• Work to do: Report how many lines of the entries below contain the word "궁극적으로", and nothing more.
Information shown start
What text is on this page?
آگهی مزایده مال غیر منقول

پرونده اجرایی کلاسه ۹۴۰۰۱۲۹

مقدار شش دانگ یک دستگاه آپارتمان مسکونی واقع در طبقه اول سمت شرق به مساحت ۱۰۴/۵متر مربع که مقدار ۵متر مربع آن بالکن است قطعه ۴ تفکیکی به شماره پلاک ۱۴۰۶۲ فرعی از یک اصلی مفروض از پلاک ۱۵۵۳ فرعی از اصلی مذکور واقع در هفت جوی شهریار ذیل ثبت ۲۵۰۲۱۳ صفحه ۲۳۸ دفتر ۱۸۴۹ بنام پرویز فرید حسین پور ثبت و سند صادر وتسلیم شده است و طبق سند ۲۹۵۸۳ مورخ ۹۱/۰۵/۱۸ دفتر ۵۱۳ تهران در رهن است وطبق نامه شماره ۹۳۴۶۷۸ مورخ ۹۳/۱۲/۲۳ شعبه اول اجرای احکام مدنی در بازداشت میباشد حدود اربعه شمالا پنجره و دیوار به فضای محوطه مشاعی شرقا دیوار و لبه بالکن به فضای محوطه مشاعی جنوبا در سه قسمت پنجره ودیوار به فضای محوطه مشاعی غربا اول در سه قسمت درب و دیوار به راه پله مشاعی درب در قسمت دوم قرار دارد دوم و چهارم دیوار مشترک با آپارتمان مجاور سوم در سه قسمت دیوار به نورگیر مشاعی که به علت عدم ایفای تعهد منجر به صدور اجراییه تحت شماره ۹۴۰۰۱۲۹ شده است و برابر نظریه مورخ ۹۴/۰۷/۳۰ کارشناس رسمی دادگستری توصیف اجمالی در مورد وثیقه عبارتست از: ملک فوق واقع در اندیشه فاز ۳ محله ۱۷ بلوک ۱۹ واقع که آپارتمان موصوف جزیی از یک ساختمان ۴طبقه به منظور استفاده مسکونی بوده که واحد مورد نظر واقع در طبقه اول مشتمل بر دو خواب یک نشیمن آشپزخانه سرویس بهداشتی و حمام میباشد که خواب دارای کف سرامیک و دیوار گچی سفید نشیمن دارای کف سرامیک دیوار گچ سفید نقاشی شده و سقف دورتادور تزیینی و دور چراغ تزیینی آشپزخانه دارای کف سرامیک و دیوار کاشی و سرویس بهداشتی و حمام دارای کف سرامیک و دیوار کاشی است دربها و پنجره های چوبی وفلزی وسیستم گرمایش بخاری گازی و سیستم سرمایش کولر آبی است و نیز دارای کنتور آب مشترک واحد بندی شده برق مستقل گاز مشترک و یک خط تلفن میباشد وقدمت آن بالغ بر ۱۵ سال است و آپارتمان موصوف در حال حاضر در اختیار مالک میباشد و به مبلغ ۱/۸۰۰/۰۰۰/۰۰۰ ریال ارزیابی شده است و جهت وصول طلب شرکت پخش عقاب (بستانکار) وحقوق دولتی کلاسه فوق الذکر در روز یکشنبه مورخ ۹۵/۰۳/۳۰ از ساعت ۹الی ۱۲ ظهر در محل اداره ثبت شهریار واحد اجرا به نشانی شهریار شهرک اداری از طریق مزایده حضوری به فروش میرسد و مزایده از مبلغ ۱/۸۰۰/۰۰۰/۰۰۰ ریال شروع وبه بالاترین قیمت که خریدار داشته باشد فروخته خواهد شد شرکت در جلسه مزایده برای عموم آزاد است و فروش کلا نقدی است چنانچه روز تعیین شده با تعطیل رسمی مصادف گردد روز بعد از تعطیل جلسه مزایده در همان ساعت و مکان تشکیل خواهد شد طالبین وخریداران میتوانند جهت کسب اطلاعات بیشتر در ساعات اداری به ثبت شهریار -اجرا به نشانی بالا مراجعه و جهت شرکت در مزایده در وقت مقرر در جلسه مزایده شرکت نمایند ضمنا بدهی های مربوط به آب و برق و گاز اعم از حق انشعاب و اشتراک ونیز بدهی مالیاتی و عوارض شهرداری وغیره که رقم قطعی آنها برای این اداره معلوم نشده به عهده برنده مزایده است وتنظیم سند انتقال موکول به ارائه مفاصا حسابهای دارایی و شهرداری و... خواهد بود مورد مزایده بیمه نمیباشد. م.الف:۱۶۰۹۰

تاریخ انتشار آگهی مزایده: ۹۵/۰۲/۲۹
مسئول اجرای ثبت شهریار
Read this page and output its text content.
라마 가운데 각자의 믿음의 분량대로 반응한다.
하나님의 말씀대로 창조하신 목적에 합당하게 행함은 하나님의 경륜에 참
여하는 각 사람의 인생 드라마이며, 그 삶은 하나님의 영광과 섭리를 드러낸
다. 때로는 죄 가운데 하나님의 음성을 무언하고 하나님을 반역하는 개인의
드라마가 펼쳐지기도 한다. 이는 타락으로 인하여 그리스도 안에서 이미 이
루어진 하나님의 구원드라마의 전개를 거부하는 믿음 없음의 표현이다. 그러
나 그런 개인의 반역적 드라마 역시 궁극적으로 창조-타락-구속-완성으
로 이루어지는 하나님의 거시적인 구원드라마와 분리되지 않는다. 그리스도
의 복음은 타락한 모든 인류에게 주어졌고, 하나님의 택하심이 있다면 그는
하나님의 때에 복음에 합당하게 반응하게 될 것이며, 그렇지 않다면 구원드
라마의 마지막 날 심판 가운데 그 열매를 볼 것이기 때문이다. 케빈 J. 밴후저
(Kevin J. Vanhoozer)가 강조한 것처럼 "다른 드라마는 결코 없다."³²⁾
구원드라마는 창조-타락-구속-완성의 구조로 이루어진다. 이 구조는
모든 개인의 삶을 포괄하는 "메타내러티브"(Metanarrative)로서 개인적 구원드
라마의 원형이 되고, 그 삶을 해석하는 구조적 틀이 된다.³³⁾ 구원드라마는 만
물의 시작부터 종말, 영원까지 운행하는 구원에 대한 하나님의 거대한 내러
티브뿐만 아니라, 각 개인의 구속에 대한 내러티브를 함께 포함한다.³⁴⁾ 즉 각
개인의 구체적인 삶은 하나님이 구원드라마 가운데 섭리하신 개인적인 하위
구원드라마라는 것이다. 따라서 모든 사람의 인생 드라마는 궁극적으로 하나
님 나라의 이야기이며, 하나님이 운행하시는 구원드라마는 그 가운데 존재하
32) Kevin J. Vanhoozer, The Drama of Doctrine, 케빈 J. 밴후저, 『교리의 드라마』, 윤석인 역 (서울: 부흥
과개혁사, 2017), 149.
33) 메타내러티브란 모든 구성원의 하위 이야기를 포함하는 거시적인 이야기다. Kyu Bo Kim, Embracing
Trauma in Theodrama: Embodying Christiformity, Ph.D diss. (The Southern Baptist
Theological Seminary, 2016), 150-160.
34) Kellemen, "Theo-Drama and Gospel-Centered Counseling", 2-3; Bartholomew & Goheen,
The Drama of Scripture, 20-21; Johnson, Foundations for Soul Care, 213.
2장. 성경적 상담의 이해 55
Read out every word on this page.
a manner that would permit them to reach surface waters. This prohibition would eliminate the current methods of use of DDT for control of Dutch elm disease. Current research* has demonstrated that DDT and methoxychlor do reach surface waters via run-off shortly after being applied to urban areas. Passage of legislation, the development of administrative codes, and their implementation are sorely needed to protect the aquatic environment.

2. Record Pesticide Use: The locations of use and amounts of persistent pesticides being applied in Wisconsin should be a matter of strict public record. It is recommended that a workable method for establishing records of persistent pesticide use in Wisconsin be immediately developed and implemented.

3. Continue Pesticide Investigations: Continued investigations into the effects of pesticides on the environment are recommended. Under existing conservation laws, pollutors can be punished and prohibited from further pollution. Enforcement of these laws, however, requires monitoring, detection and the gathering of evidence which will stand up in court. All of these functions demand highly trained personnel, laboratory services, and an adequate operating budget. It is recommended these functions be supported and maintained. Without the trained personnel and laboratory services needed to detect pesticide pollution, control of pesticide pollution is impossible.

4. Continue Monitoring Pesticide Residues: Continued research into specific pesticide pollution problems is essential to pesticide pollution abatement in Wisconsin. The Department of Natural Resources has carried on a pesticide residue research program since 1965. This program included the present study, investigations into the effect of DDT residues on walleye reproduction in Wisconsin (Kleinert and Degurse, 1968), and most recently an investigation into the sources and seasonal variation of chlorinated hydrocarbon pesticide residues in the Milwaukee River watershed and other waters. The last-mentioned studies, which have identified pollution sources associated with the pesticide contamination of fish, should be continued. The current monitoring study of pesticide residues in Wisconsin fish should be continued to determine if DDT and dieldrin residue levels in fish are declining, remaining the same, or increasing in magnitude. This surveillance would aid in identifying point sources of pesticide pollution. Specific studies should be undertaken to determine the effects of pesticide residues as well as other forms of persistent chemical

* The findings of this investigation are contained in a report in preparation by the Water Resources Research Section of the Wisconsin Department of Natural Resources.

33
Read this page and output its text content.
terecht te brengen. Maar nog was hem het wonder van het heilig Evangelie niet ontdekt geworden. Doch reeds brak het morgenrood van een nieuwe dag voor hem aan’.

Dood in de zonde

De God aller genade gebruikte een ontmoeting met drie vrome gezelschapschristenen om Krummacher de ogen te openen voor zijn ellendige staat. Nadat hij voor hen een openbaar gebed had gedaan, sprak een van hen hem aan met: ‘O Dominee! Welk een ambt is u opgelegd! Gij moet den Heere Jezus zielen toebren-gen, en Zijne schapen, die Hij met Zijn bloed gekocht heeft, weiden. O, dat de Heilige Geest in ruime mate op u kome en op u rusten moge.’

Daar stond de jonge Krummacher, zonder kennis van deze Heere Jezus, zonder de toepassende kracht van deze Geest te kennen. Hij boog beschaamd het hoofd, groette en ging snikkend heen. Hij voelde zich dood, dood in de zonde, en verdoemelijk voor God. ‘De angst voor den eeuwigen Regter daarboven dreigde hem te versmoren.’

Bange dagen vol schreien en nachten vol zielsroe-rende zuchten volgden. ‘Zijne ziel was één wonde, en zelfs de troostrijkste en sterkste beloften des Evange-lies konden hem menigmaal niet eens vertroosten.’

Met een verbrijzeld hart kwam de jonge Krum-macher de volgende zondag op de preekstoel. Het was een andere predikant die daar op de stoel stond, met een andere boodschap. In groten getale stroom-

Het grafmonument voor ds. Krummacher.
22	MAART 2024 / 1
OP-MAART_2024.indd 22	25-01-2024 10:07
Information shown end
• Task solution: 2